> [Records]:
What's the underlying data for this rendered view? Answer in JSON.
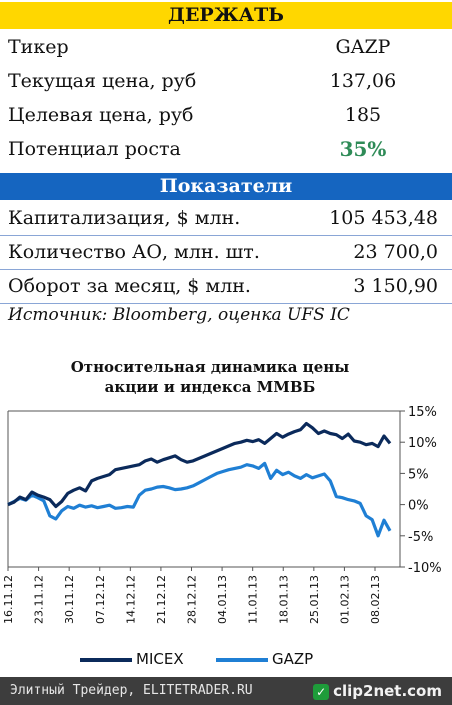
{
  "recommendation": "ДЕРЖАТЬ",
  "info": [
    {
      "label": "Тикер",
      "value": "GAZP"
    },
    {
      "label": "Текущая цена, руб",
      "value": "137,06"
    },
    {
      "label": "Целевая цена, руб",
      "value": "185"
    },
    {
      "label": "Потенциал роста",
      "value": "35%"
    }
  ],
  "metrics_title": "Показатели",
  "metrics": [
    {
      "label": "Капитализация, $ млн.",
      "value": "105 453,48"
    },
    {
      "label": "Количество АО, млн. шт.",
      "value": "23 700,0"
    },
    {
      "label": "Оборот за месяц, $ млн.",
      "value": "3 150,90"
    }
  ],
  "source": "Источник: Bloomberg, оценка UFS IC",
  "colors": {
    "hold": "#ffd700",
    "metrics_bar": "#1565c0",
    "positive": "#2e8b57",
    "micex": "#0b2a5b",
    "gazp": "#1f7fd4"
  },
  "footer": {
    "credit": "Элитный Трейдер, ELITETRADER.RU",
    "logo": "clip2net.com"
  },
  "chart_data": {
    "type": "line",
    "title": "Относительная динамика цены акции и индекса ММВБ",
    "title_lines": [
      "Относительная динамика цены",
      "акции и индекса ММВБ"
    ],
    "x_ticks": [
      "16.11.12",
      "23.11.12",
      "30.11.12",
      "07.12.12",
      "14.12.12",
      "21.12.12",
      "28.12.12",
      "04.01.13",
      "11.01.13",
      "18.01.13",
      "25.01.13",
      "01.02.13",
      "08.02.13"
    ],
    "ylim": [
      -10,
      15
    ],
    "y_ticks": [
      -10,
      -5,
      0,
      5,
      10,
      15
    ],
    "y_tick_labels": [
      "-10%",
      "-5%",
      "0%",
      "5%",
      "10%",
      "15%"
    ],
    "legend_position": "bottom",
    "series": [
      {
        "name": "MICEX",
        "values": [
          0,
          0.4,
          1.2,
          0.8,
          2,
          1.5,
          1.2,
          0.8,
          -0.3,
          0.5,
          1.8,
          2.3,
          2.7,
          2.2,
          3.8,
          4.2,
          4.5,
          4.8,
          5.6,
          5.8,
          6,
          6.2,
          6.4,
          7,
          7.3,
          6.8,
          7.2,
          7.5,
          7.8,
          7.2,
          6.8,
          7,
          7.4,
          7.8,
          8.2,
          8.6,
          9,
          9.4,
          9.8,
          10,
          10.3,
          10.1,
          10.4,
          9.8,
          10.6,
          11.4,
          10.8,
          11.3,
          11.7,
          12,
          13,
          12.3,
          11.4,
          11.8,
          11.4,
          11.2,
          10.6,
          11.3,
          10.2,
          10,
          9.6,
          9.8,
          9.3,
          11,
          9.8
        ]
      },
      {
        "name": "GAZP",
        "values": [
          0,
          0.5,
          1,
          0.7,
          1.5,
          1.1,
          0.6,
          -1.8,
          -2.3,
          -1,
          -0.3,
          -0.6,
          -0.1,
          -0.4,
          -0.2,
          -0.5,
          -0.3,
          -0.1,
          -0.6,
          -0.5,
          -0.3,
          -0.4,
          1.5,
          2.3,
          2.5,
          2.8,
          2.9,
          2.7,
          2.4,
          2.5,
          2.7,
          3,
          3.5,
          4,
          4.5,
          5,
          5.3,
          5.6,
          5.8,
          6,
          6.4,
          6.2,
          5.8,
          6.6,
          4.2,
          5.5,
          4.8,
          5.2,
          4.6,
          4.2,
          4.8,
          4.3,
          4.6,
          4.9,
          3.8,
          1.3,
          1.1,
          0.8,
          0.6,
          0.2,
          -1.8,
          -2.4,
          -5,
          -2.5,
          -4.2
        ]
      }
    ]
  }
}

> [Stated exercise]: Print all of the entries word for word. Omit the pictures they contain.

> [Complete output]:
What's the underlying data for this rendered view? Answer in JSON.
{
  "recommendation": "ДЕРЖАТЬ",
  "info": [
    {
      "label": "Тикер",
      "value": "GAZP"
    },
    {
      "label": "Текущая цена, руб",
      "value": "137,06"
    },
    {
      "label": "Целевая цена, руб",
      "value": "185"
    },
    {
      "label": "Потенциал роста",
      "value": "35%"
    }
  ],
  "metrics_title": "Показатели",
  "metrics": [
    {
      "label": "Капитализация, $ млн.",
      "value": "105 453,48"
    },
    {
      "label": "Количество АО, млн. шт.",
      "value": "23 700,0"
    },
    {
      "label": "Оборот за месяц, $ млн.",
      "value": "3 150,90"
    }
  ],
  "source": "Источник: Bloomberg, оценка UFS IC",
  "colors": {
    "hold": "#ffd700",
    "metrics_bar": "#1565c0",
    "positive": "#2e8b57",
    "micex": "#0b2a5b",
    "gazp": "#1f7fd4"
  },
  "footer": {
    "credit": "Элитный Трейдер, ELITETRADER.RU",
    "logo": "clip2net.com"
  },
  "chart_data": {
    "type": "line",
    "title": "Относительная динамика цены акции и индекса ММВБ",
    "title_lines": [
      "Относительная динамика цены",
      "акции и индекса ММВБ"
    ],
    "x_ticks": [
      "16.11.12",
      "23.11.12",
      "30.11.12",
      "07.12.12",
      "14.12.12",
      "21.12.12",
      "28.12.12",
      "04.01.13",
      "11.01.13",
      "18.01.13",
      "25.01.13",
      "01.02.13",
      "08.02.13"
    ],
    "ylim": [
      -10,
      15
    ],
    "y_ticks": [
      -10,
      -5,
      0,
      5,
      10,
      15
    ],
    "y_tick_labels": [
      "-10%",
      "-5%",
      "0%",
      "5%",
      "10%",
      "15%"
    ],
    "legend_position": "bottom",
    "series": [
      {
        "name": "MICEX",
        "values": [
          0,
          0.4,
          1.2,
          0.8,
          2,
          1.5,
          1.2,
          0.8,
          -0.3,
          0.5,
          1.8,
          2.3,
          2.7,
          2.2,
          3.8,
          4.2,
          4.5,
          4.8,
          5.6,
          5.8,
          6,
          6.2,
          6.4,
          7,
          7.3,
          6.8,
          7.2,
          7.5,
          7.8,
          7.2,
          6.8,
          7,
          7.4,
          7.8,
          8.2,
          8.6,
          9,
          9.4,
          9.8,
          10,
          10.3,
          10.1,
          10.4,
          9.8,
          10.6,
          11.4,
          10.8,
          11.3,
          11.7,
          12,
          13,
          12.3,
          11.4,
          11.8,
          11.4,
          11.2,
          10.6,
          11.3,
          10.2,
          10,
          9.6,
          9.8,
          9.3,
          11,
          9.8
        ]
      },
      {
        "name": "GAZP",
        "values": [
          0,
          0.5,
          1,
          0.7,
          1.5,
          1.1,
          0.6,
          -1.8,
          -2.3,
          -1,
          -0.3,
          -0.6,
          -0.1,
          -0.4,
          -0.2,
          -0.5,
          -0.3,
          -0.1,
          -0.6,
          -0.5,
          -0.3,
          -0.4,
          1.5,
          2.3,
          2.5,
          2.8,
          2.9,
          2.7,
          2.4,
          2.5,
          2.7,
          3,
          3.5,
          4,
          4.5,
          5,
          5.3,
          5.6,
          5.8,
          6,
          6.4,
          6.2,
          5.8,
          6.6,
          4.2,
          5.5,
          4.8,
          5.2,
          4.6,
          4.2,
          4.8,
          4.3,
          4.6,
          4.9,
          3.8,
          1.3,
          1.1,
          0.8,
          0.6,
          0.2,
          -1.8,
          -2.4,
          -5,
          -2.5,
          -4.2
        ]
      }
    ]
  }
}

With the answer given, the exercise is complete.